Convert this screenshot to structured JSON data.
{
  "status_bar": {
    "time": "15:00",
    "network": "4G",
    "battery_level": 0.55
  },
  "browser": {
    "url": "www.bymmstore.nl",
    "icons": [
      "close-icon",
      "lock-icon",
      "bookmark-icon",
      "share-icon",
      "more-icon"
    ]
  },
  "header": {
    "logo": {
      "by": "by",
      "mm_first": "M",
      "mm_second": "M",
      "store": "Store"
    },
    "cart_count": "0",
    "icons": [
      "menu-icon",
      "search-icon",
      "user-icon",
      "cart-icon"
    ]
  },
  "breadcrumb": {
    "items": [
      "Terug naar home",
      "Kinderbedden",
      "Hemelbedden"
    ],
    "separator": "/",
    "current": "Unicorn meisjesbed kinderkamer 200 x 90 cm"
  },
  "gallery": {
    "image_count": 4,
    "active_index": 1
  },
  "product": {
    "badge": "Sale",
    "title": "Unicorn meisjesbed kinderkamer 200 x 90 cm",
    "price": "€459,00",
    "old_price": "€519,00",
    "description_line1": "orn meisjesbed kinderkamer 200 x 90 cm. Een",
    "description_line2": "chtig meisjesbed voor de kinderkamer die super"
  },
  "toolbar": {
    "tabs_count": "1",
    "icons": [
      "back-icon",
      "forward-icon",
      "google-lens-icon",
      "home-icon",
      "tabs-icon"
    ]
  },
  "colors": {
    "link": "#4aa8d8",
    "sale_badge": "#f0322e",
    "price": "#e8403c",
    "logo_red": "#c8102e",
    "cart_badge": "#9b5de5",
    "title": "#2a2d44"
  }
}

◇ ◇ ◇ ◇

- **DIRECTION**
Write out every entry word for word.

- **OUTPUT BELOW**
Convert this screenshot to structured JSON data.
{
  "status_bar": {
    "time": "15:00",
    "network": "4G",
    "battery_level": 0.55
  },
  "browser": {
    "url": "www.bymmstore.nl",
    "icons": [
      "close-icon",
      "lock-icon",
      "bookmark-icon",
      "share-icon",
      "more-icon"
    ]
  },
  "header": {
    "logo": {
      "by": "by",
      "mm_first": "M",
      "mm_second": "M",
      "store": "Store"
    },
    "cart_count": "0",
    "icons": [
      "menu-icon",
      "search-icon",
      "user-icon",
      "cart-icon"
    ]
  },
  "breadcrumb": {
    "items": [
      "Terug naar home",
      "Kinderbedden",
      "Hemelbedden"
    ],
    "separator": "/",
    "current": "Unicorn meisjesbed kinderkamer 200 x 90 cm"
  },
  "gallery": {
    "image_count": 4,
    "active_index": 1
  },
  "product": {
    "badge": "Sale",
    "title": "Unicorn meisjesbed kinderkamer 200 x 90 cm",
    "price": "€459,00",
    "old_price": "€519,00",
    "description_line1": "orn meisjesbed kinderkamer 200 x 90 cm. Een",
    "description_line2": "chtig meisjesbed voor de kinderkamer die super"
  },
  "toolbar": {
    "tabs_count": "1",
    "icons": [
      "back-icon",
      "forward-icon",
      "google-lens-icon",
      "home-icon",
      "tabs-icon"
    ]
  },
  "colors": {
    "link": "#4aa8d8",
    "sale_badge": "#f0322e",
    "price": "#e8403c",
    "logo_red": "#c8102e",
    "cart_badge": "#9b5de5",
    "title": "#2a2d44"
  }
}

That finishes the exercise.